Information given.
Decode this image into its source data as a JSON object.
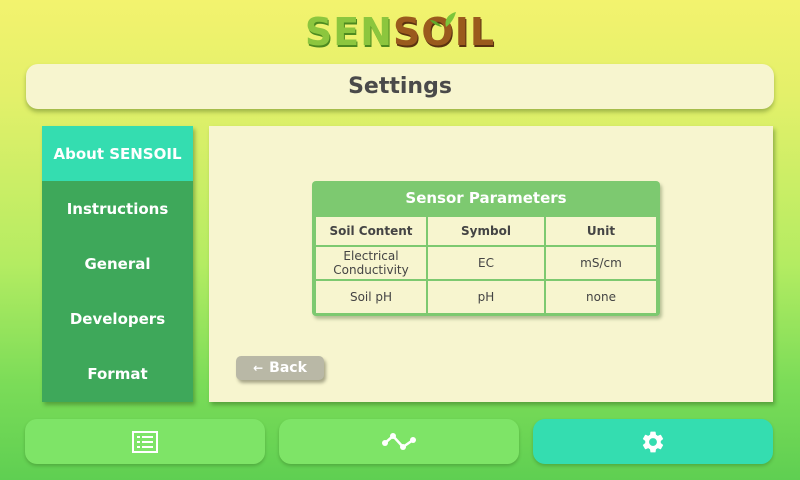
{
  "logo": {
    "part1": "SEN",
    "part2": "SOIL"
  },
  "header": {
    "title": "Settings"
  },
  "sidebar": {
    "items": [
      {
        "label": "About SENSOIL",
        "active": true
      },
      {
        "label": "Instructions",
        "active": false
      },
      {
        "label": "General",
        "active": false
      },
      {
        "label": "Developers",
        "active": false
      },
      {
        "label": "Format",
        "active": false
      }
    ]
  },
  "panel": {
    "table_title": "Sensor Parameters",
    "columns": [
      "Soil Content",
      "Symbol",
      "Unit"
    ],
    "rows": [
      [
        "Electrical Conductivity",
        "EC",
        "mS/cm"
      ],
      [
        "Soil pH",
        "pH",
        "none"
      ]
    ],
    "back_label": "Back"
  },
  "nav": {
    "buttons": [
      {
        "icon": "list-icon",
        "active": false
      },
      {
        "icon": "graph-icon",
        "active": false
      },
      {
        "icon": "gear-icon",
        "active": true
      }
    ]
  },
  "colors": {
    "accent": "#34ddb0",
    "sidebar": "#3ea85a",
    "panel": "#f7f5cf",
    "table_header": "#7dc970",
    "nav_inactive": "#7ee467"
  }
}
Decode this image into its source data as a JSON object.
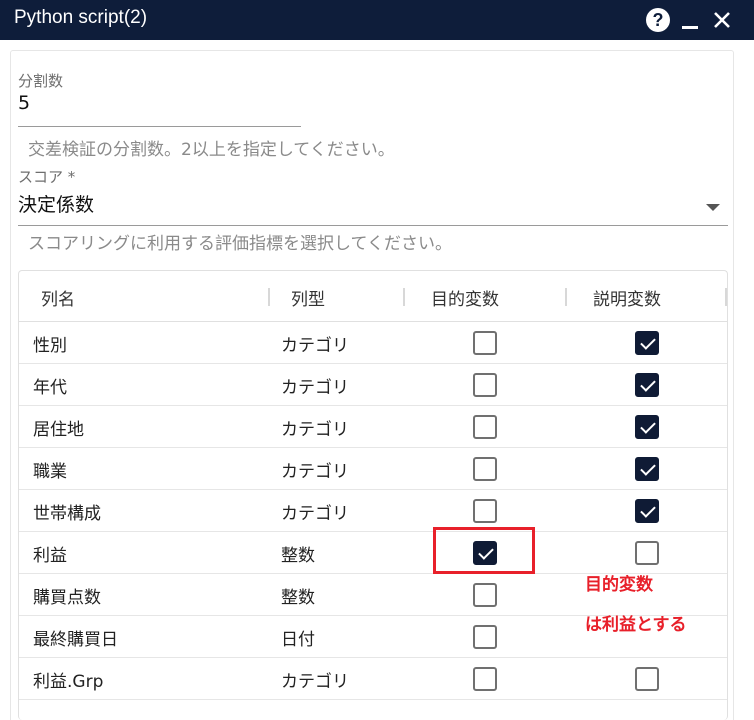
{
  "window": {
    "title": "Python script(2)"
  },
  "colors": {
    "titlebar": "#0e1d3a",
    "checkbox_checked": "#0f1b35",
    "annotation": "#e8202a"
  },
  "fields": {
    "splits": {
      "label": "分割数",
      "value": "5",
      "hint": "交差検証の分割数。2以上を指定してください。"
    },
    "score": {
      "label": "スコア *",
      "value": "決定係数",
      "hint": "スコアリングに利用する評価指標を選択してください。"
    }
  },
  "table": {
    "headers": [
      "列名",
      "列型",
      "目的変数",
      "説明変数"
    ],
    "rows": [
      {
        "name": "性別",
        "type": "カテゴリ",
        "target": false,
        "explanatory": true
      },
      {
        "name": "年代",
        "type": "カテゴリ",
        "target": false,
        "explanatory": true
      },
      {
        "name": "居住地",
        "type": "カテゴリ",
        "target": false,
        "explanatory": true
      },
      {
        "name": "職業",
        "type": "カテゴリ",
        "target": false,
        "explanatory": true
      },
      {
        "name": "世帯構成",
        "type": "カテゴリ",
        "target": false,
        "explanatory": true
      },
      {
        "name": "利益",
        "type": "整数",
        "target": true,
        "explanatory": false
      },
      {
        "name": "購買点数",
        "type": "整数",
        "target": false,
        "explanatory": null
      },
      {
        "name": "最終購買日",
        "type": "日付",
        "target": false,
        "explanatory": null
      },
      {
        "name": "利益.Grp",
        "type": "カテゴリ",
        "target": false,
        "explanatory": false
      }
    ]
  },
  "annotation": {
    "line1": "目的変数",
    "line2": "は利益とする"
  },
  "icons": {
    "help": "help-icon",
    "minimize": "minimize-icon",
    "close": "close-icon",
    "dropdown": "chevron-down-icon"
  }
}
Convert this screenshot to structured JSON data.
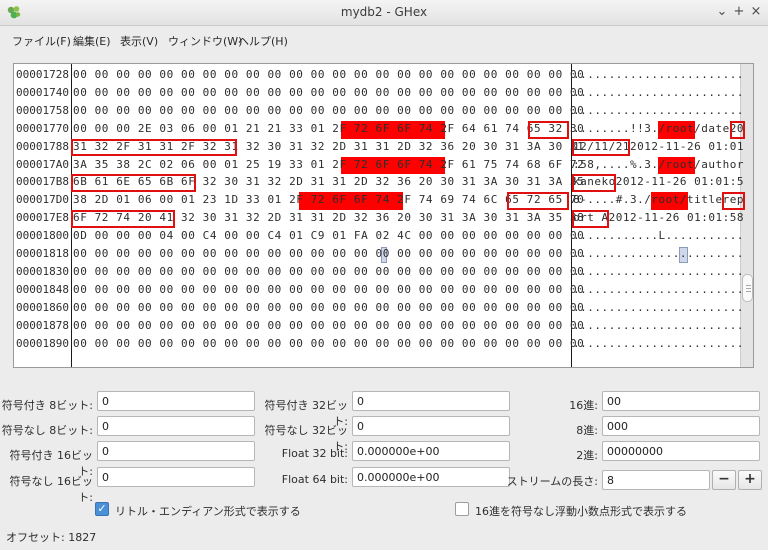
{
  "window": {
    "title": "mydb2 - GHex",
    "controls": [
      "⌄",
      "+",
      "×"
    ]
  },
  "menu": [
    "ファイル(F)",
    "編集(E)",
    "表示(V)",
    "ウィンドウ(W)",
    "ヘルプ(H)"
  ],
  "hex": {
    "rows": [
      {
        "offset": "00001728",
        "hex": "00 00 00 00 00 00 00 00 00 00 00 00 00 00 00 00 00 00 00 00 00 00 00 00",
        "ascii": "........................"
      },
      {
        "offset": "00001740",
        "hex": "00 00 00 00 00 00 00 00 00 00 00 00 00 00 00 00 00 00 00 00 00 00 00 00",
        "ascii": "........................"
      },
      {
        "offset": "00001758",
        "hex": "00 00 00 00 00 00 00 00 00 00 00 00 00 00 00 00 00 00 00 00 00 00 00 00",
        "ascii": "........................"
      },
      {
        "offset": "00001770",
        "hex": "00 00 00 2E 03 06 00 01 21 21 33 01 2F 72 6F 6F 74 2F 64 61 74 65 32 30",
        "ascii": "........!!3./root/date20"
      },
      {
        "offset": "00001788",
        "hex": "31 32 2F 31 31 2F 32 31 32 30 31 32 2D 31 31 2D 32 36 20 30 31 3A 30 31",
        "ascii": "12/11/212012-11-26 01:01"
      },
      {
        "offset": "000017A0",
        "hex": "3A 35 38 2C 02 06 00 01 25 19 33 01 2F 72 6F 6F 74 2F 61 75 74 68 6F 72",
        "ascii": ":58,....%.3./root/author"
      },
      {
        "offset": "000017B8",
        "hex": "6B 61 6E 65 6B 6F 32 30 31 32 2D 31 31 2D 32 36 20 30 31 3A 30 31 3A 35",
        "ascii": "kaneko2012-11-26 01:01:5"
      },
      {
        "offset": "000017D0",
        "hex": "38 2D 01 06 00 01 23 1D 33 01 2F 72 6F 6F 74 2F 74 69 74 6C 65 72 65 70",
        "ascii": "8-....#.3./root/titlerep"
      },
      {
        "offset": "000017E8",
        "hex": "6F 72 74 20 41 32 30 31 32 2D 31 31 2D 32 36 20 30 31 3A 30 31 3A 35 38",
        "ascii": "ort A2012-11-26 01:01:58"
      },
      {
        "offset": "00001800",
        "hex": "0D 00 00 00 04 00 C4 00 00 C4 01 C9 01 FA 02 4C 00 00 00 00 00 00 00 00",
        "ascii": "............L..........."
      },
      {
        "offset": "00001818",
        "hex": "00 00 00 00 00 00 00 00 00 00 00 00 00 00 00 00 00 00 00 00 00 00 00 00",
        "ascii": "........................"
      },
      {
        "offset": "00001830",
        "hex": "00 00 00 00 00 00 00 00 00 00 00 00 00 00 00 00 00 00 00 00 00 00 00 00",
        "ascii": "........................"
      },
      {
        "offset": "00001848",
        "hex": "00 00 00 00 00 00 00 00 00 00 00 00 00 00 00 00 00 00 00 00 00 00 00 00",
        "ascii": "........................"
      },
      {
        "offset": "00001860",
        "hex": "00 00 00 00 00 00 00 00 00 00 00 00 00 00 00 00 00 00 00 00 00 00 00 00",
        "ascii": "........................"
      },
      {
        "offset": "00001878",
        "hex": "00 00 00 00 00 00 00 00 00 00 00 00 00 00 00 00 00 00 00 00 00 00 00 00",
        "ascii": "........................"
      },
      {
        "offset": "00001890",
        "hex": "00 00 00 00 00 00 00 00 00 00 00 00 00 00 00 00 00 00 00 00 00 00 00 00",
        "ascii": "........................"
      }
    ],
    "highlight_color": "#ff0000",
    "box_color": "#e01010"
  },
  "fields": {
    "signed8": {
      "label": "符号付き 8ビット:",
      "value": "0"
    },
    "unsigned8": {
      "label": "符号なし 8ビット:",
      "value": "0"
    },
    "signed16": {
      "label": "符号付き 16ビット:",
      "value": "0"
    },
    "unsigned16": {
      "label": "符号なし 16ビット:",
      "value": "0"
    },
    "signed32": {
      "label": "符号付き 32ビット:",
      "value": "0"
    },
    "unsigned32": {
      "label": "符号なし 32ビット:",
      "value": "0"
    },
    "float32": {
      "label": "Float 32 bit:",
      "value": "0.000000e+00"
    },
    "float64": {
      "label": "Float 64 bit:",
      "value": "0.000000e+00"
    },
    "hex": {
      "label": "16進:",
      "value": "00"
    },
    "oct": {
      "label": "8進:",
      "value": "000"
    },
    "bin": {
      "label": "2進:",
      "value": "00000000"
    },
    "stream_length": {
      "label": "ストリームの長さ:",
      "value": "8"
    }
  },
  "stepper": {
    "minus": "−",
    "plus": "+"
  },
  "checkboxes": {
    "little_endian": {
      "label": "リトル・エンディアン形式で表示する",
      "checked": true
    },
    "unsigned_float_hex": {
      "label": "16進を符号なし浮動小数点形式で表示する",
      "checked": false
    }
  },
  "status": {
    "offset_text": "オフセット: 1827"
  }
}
--
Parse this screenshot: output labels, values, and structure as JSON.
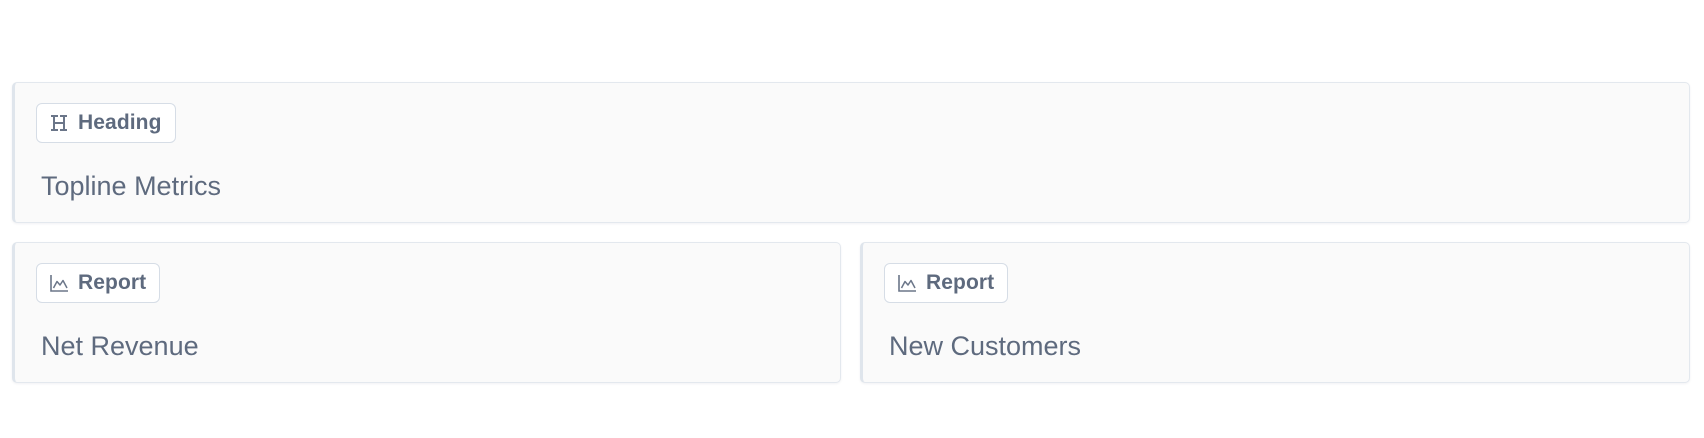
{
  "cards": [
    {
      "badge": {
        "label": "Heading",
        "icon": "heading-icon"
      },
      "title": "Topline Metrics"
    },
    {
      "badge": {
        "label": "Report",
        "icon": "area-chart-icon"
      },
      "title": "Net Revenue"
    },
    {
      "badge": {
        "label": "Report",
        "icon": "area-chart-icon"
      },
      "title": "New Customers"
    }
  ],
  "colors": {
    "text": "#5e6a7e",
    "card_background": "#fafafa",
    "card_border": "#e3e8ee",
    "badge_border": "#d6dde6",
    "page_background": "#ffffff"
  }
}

What you are asked to do. Across the material above, how many lines include the string "screenshot"? Only the number is wanted.

Solution to the problem. 2